# [Requirement]
Print each line of the records below word for word, with nothing changed.

[Dataset excerpts]

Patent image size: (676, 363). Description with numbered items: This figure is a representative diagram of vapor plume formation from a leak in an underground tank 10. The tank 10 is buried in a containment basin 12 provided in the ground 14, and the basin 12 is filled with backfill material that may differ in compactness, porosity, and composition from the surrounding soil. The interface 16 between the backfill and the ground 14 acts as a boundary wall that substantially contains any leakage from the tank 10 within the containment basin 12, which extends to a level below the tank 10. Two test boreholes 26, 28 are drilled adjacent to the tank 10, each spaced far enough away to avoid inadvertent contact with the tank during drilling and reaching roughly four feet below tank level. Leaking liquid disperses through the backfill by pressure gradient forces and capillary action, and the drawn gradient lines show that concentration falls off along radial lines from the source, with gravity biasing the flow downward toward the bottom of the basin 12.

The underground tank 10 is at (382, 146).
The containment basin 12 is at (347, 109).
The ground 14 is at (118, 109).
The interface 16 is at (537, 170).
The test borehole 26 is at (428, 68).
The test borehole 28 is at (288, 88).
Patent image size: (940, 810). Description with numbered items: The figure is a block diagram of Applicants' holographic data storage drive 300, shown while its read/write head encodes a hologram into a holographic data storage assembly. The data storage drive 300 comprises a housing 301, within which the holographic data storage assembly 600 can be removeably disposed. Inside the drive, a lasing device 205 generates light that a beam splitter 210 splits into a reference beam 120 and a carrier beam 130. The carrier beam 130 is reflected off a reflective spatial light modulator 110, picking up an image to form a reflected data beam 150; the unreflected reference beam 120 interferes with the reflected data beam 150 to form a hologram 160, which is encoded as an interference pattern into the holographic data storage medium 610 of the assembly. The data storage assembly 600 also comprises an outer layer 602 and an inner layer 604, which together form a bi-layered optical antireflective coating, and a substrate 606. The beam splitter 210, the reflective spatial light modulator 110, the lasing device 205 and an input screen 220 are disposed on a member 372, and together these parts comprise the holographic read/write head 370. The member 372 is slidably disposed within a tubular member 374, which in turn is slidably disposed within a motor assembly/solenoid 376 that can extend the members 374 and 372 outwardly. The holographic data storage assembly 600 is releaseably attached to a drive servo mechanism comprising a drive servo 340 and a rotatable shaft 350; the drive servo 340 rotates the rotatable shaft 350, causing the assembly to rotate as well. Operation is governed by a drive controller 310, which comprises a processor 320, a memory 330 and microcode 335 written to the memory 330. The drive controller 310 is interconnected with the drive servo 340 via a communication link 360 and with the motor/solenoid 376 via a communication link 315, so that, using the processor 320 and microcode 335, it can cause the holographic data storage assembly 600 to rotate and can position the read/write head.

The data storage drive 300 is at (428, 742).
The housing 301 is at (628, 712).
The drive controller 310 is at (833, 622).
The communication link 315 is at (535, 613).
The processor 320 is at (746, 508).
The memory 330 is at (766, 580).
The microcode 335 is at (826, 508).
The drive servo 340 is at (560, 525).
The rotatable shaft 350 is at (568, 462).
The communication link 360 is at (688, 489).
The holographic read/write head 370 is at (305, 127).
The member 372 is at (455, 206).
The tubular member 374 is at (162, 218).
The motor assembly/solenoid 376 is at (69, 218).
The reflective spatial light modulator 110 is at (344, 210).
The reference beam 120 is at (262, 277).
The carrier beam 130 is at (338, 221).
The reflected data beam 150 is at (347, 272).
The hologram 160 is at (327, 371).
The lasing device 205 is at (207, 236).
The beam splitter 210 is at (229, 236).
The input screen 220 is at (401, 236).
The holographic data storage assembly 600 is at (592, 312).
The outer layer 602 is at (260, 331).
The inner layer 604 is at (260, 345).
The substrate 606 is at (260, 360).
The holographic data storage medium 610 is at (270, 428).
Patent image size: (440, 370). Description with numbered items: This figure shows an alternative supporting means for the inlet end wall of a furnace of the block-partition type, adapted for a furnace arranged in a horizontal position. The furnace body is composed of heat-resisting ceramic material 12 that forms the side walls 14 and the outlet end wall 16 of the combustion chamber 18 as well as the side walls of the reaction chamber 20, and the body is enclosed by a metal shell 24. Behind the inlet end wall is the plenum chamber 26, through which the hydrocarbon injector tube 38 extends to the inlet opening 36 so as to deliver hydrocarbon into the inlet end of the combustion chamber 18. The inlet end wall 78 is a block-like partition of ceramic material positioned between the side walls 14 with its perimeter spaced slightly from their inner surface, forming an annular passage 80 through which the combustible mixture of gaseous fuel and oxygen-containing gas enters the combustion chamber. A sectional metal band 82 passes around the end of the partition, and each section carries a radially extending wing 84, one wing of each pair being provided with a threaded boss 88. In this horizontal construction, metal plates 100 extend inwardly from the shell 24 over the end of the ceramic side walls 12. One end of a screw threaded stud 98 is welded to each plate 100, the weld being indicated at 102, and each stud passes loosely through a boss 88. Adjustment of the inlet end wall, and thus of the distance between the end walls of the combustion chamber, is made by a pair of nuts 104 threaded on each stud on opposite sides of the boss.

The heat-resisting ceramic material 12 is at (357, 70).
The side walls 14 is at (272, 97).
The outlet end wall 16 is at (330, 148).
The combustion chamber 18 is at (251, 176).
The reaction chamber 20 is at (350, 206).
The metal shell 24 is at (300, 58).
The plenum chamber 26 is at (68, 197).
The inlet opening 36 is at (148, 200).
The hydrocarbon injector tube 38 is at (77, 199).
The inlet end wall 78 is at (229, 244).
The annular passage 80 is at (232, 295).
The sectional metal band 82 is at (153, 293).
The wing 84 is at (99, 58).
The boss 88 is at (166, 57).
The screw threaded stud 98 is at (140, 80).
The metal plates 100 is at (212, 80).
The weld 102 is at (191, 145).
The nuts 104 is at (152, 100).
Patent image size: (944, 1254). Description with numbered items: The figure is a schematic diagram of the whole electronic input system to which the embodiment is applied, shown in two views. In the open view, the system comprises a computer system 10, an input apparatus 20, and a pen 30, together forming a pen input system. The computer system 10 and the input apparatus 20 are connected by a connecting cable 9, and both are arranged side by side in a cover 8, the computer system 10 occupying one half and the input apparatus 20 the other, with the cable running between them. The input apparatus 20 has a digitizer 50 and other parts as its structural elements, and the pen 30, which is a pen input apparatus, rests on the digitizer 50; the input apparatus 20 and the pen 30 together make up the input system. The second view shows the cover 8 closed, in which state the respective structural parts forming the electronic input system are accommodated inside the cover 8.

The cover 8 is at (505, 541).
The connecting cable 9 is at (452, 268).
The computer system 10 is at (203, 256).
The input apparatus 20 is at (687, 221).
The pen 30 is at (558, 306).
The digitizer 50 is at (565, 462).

# [Written reply]
Patent image size: (676, 363). Description with numbered items: This figure is a representative diagram of vapor plume formation from a leak in an underground tank 10. The tank 10 is buried in a containment basin 12 provided in the ground 14, and the basin 12 is filled with backfill material that may differ in compactness, porosity, and composition from the surrounding soil. The interface 16 between the backfill and the ground 14 acts as a boundary wall that substantially contains any leakage from the tank 10 within the containment basin 12, which extends to a level below the tank 10. Two test boreholes 26, 28 are drilled adjacent to the tank 10, each spaced far enough away to avoid inadvertent contact with the tank during drilling and reaching roughly four feet below tank level. Leaking liquid disperses through the backfill by pressure gradient forces and capillary action, and the drawn gradient lines show that concentration falls off along radial lines from the source, with gravity biasing the flow downward toward the bottom of the basin 12.

The underground tank 10 is at (382, 146).
The containment basin 12 is at (347, 109).
The ground 14 is at (118, 109).
The interface 16 is at (537, 170).
The test borehole 26 is at (428, 68).
The test borehole 28 is at (288, 88).
Patent image size: (940, 810). Description with numbered items: The figure is a block diagram of Applicants' holographic data storage drive 300, shown while its read/write head encodes a hologram into a holographic data storage assembly. The data storage drive 300 comprises a housing 301, within which the holographic data storage assembly 600 can be removeably disposed. Inside the drive, a lasing device 205 generates light that a beam splitter 210 splits into a reference beam 120 and a carrier beam 130. The carrier beam 130 is reflected off a reflective spatial light modulator 110, picking up an image to form a reflected data beam 150; the unreflected reference beam 120 interferes with the reflected data beam 150 to form a hologram 160, which is encoded as an interference pattern into the holographic data storage medium 610 of the assembly. The data storage assembly 600 also comprises an outer layer 602 and an inner layer 604, which together form a bi-layered optical antireflective coating, and a substrate 606. The beam splitter 210, the reflective spatial light modulator 110, the lasing device 205 and an input screen 220 are disposed on a member 372, and together these parts comprise the holographic read/write head 370. The member 372 is slidably disposed within a tubular member 374, which in turn is slidably disposed within a motor assembly/solenoid 376 that can extend the members 374 and 372 outwardly. The holographic data storage assembly 600 is releaseably attached to a drive servo mechanism comprising a drive servo 340 and a rotatable shaft 350; the drive servo 340 rotates the rotatable shaft 350, causing the assembly to rotate as well. Operation is governed by a drive controller 310, which comprises a processor 320, a memory 330 and microcode 335 written to the memory 330. The drive controller 310 is interconnected with the drive servo 340 via a communication link 360 and with the motor/solenoid 376 via a communication link 315, so that, using the processor 320 and microcode 335, it can cause the holographic data storage assembly 600 to rotate and can position the read/write head.

The data storage drive 300 is at (428, 742).
The housing 301 is at (628, 712).
The drive controller 310 is at (833, 622).
The communication link 315 is at (535, 613).
The processor 320 is at (746, 508).
The memory 330 is at (766, 580).
The microcode 335 is at (826, 508).
The drive servo 340 is at (560, 525).
The rotatable shaft 350 is at (568, 462).
The communication link 360 is at (688, 489).
The holographic read/write head 370 is at (305, 127).
The member 372 is at (455, 206).
The tubular member 374 is at (162, 218).
The motor assembly/solenoid 376 is at (69, 218).
The reflective spatial light modulator 110 is at (344, 210).
The reference beam 120 is at (262, 277).
The carrier beam 130 is at (338, 221).
The reflected data beam 150 is at (347, 272).
The hologram 160 is at (327, 371).
The lasing device 205 is at (207, 236).
The beam splitter 210 is at (229, 236).
The input screen 220 is at (401, 236).
The holographic data storage assembly 600 is at (592, 312).
The outer layer 602 is at (260, 331).
The inner layer 604 is at (260, 345).
The substrate 606 is at (260, 360).
The holographic data storage medium 610 is at (270, 428).
Patent image size: (440, 370). Description with numbered items: This figure shows an alternative supporting means for the inlet end wall of a furnace of the block-partition type, adapted for a furnace arranged in a horizontal position. The furnace body is composed of heat-resisting ceramic material 12 that forms the side walls 14 and the outlet end wall 16 of the combustion chamber 18 as well as the side walls of the reaction chamber 20, and the body is enclosed by a metal shell 24. Behind the inlet end wall is the plenum chamber 26, through which the hydrocarbon injector tube 38 extends to the inlet opening 36 so as to deliver hydrocarbon into the inlet end of the combustion chamber 18. The inlet end wall 78 is a block-like partition of ceramic material positioned between the side walls 14 with its perimeter spaced slightly from their inner surface, forming an annular passage 80 through which the combustible mixture of gaseous fuel and oxygen-containing gas enters the combustion chamber. A sectional metal band 82 passes around the end of the partition, and each section carries a radially extending wing 84, one wing of each pair being provided with a threaded boss 88. In this horizontal construction, metal plates 100 extend inwardly from the shell 24 over the end of the ceramic side walls 12. One end of a screw threaded stud 98 is welded to each plate 100, the weld being indicated at 102, and each stud passes loosely through a boss 88. Adjustment of the inlet end wall, and thus of the distance between the end walls of the combustion chamber, is made by a pair of nuts 104 threaded on each stud on opposite sides of the boss.

The heat-resisting ceramic material 12 is at (357, 70).
The side walls 14 is at (272, 97).
The outlet end wall 16 is at (330, 148).
The combustion chamber 18 is at (251, 176).
The reaction chamber 20 is at (350, 206).
The metal shell 24 is at (300, 58).
The plenum chamber 26 is at (68, 197).
The inlet opening 36 is at (148, 200).
The hydrocarbon injector tube 38 is at (77, 199).
The inlet end wall 78 is at (229, 244).
The annular passage 80 is at (232, 295).
The sectional metal band 82 is at (153, 293).
The wing 84 is at (99, 58).
The boss 88 is at (166, 57).
The screw threaded stud 98 is at (140, 80).
The metal plates 100 is at (212, 80).
The weld 102 is at (191, 145).
The nuts 104 is at (152, 100).
Patent image size: (944, 1254). Description with numbered items: The figure is a schematic diagram of the whole electronic input system to which the embodiment is applied, shown in two views. In the open view, the system comprises a computer system 10, an input apparatus 20, and a pen 30, together forming a pen input system. The computer system 10 and the input apparatus 20 are connected by a connecting cable 9, and both are arranged side by side in a cover 8, the computer system 10 occupying one half and the input apparatus 20 the other, with the cable running between them. The input apparatus 20 has a digitizer 50 and other parts as its structural elements, and the pen 30, which is a pen input apparatus, rests on the digitizer 50; the input apparatus 20 and the pen 30 together make up the input system. The second view shows the cover 8 closed, in which state the respective structural parts forming the electronic input system are accommodated inside the cover 8.

The cover 8 is at (505, 541).
The connecting cable 9 is at (452, 268).
The computer system 10 is at (203, 256).
The input apparatus 20 is at (687, 221).
The pen 30 is at (558, 306).
The digitizer 50 is at (565, 462).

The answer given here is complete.